### Work required
Copy every line, leaving nothing out and adding nothing.

┌──

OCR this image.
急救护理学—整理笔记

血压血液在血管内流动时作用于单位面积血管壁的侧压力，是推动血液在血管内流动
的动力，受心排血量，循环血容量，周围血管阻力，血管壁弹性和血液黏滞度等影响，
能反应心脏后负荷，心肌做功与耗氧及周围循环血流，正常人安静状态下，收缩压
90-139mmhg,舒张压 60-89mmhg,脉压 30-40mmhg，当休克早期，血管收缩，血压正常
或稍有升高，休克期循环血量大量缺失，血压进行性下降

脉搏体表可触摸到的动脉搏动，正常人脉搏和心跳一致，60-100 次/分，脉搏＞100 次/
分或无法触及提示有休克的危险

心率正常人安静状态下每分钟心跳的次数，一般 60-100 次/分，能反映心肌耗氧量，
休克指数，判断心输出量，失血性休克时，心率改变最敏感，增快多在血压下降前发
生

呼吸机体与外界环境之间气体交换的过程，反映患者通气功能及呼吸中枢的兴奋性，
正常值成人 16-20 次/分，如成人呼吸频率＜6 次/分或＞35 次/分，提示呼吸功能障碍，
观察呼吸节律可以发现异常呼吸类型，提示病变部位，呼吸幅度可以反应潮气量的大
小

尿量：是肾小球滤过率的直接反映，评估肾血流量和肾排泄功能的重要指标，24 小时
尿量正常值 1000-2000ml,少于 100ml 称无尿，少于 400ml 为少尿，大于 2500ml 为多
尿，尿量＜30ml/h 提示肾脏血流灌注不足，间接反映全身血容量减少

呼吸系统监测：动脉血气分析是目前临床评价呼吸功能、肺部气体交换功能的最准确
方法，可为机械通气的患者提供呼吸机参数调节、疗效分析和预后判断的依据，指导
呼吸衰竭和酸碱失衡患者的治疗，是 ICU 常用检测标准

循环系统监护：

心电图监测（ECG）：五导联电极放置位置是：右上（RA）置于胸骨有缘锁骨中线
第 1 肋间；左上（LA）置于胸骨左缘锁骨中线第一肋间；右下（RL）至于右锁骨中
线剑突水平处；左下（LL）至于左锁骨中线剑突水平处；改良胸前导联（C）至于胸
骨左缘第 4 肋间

└──

### Exercise solution
OCR this image.
急救护理学—整理笔记

血压血液在血管内流动时作用于单位面积血管壁的侧压力，是推动血液在血管内流动
的动力，受心排血量，循环血容量，周围血管阻力，血管壁弹性和血液黏滞度等影响，
能反应心脏后负荷，心肌做功与耗氧及周围循环血流，正常人安静状态下，收缩压
90-139mmhg,舒张压 60-89mmhg,脉压 30-40mmhg，当休克早期，血管收缩，血压正常
或稍有升高，休克期循环血量大量缺失，血压进行性下降

脉搏体表可触摸到的动脉搏动，正常人脉搏和心跳一致，60-100 次/分，脉搏＞100 次/
分或无法触及提示有休克的危险

心率正常人安静状态下每分钟心跳的次数，一般 60-100 次/分，能反映心肌耗氧量，
休克指数，判断心输出量，失血性休克时，心率改变最敏感，增快多在血压下降前发
生

呼吸机体与外界环境之间气体交换的过程，反映患者通气功能及呼吸中枢的兴奋性，
正常值成人 16-20 次/分，如成人呼吸频率＜6 次/分或＞35 次/分，提示呼吸功能障碍，
观察呼吸节律可以发现异常呼吸类型，提示病变部位，呼吸幅度可以反应潮气量的大
小

尿量：是肾小球滤过率的直接反映，评估肾血流量和肾排泄功能的重要指标，24 小时
尿量正常值 1000-2000ml,少于 100ml 称无尿，少于 400ml 为少尿，大于 2500ml 为多
尿，尿量＜30ml/h 提示肾脏血流灌注不足，间接反映全身血容量减少

呼吸系统监测：动脉血气分析是目前临床评价呼吸功能、肺部气体交换功能的最准确
方法，可为机械通气的患者提供呼吸机参数调节、疗效分析和预后判断的依据，指导
呼吸衰竭和酸碱失衡患者的治疗，是 ICU 常用检测标准

循环系统监护：

心电图监测（ECG）：五导联电极放置位置是：右上（RA）置于胸骨有缘锁骨中线
第 1 肋间；左上（LA）置于胸骨左缘锁骨中线第一肋间；右下（RL）至于右锁骨中
线剑突水平处；左下（LL）至于左锁骨中线剑突水平处；改良胸前导联（C）至于胸
骨左缘第 4 肋间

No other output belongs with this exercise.